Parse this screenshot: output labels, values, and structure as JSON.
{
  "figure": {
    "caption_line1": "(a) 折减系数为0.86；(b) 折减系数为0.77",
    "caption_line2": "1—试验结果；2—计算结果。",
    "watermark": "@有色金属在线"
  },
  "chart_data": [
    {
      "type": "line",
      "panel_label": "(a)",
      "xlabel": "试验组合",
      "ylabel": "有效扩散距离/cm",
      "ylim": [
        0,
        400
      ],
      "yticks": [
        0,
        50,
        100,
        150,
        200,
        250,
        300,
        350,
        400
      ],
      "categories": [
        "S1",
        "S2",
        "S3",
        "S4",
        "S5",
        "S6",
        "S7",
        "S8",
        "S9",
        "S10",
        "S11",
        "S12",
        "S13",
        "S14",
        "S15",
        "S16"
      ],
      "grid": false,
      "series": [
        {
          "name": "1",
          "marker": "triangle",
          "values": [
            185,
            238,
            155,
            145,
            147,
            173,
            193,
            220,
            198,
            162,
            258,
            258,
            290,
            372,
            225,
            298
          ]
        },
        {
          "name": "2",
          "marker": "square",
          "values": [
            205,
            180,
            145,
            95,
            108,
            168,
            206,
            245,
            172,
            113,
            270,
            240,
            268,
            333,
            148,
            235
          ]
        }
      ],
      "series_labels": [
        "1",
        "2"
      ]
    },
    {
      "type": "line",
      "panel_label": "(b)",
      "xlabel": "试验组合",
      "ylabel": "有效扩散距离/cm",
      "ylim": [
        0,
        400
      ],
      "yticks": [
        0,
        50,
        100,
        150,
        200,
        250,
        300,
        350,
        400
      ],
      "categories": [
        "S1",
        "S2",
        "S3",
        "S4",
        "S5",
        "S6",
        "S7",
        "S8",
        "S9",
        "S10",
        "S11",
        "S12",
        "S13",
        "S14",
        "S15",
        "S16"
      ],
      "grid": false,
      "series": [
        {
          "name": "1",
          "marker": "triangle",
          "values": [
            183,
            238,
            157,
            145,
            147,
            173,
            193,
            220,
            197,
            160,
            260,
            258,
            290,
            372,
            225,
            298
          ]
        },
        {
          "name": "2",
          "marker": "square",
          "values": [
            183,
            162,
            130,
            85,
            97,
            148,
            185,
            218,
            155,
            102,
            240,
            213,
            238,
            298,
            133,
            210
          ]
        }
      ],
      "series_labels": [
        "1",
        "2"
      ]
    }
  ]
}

DIRECTION: Return all of the entries exactly as written.

ANSWER TO THIS PROBLEM:
Parse this screenshot: output labels, values, and structure as JSON.
{
  "figure": {
    "caption_line1": "(a) 折减系数为0.86；(b) 折减系数为0.77",
    "caption_line2": "1—试验结果；2—计算结果。",
    "watermark": "@有色金属在线"
  },
  "chart_data": [
    {
      "type": "line",
      "panel_label": "(a)",
      "xlabel": "试验组合",
      "ylabel": "有效扩散距离/cm",
      "ylim": [
        0,
        400
      ],
      "yticks": [
        0,
        50,
        100,
        150,
        200,
        250,
        300,
        350,
        400
      ],
      "categories": [
        "S1",
        "S2",
        "S3",
        "S4",
        "S5",
        "S6",
        "S7",
        "S8",
        "S9",
        "S10",
        "S11",
        "S12",
        "S13",
        "S14",
        "S15",
        "S16"
      ],
      "grid": false,
      "series": [
        {
          "name": "1",
          "marker": "triangle",
          "values": [
            185,
            238,
            155,
            145,
            147,
            173,
            193,
            220,
            198,
            162,
            258,
            258,
            290,
            372,
            225,
            298
          ]
        },
        {
          "name": "2",
          "marker": "square",
          "values": [
            205,
            180,
            145,
            95,
            108,
            168,
            206,
            245,
            172,
            113,
            270,
            240,
            268,
            333,
            148,
            235
          ]
        }
      ],
      "series_labels": [
        "1",
        "2"
      ]
    },
    {
      "type": "line",
      "panel_label": "(b)",
      "xlabel": "试验组合",
      "ylabel": "有效扩散距离/cm",
      "ylim": [
        0,
        400
      ],
      "yticks": [
        0,
        50,
        100,
        150,
        200,
        250,
        300,
        350,
        400
      ],
      "categories": [
        "S1",
        "S2",
        "S3",
        "S4",
        "S5",
        "S6",
        "S7",
        "S8",
        "S9",
        "S10",
        "S11",
        "S12",
        "S13",
        "S14",
        "S15",
        "S16"
      ],
      "grid": false,
      "series": [
        {
          "name": "1",
          "marker": "triangle",
          "values": [
            183,
            238,
            157,
            145,
            147,
            173,
            193,
            220,
            197,
            160,
            260,
            258,
            290,
            372,
            225,
            298
          ]
        },
        {
          "name": "2",
          "marker": "square",
          "values": [
            183,
            162,
            130,
            85,
            97,
            148,
            185,
            218,
            155,
            102,
            240,
            213,
            238,
            298,
            133,
            210
          ]
        }
      ],
      "series_labels": [
        "1",
        "2"
      ]
    }
  ]
}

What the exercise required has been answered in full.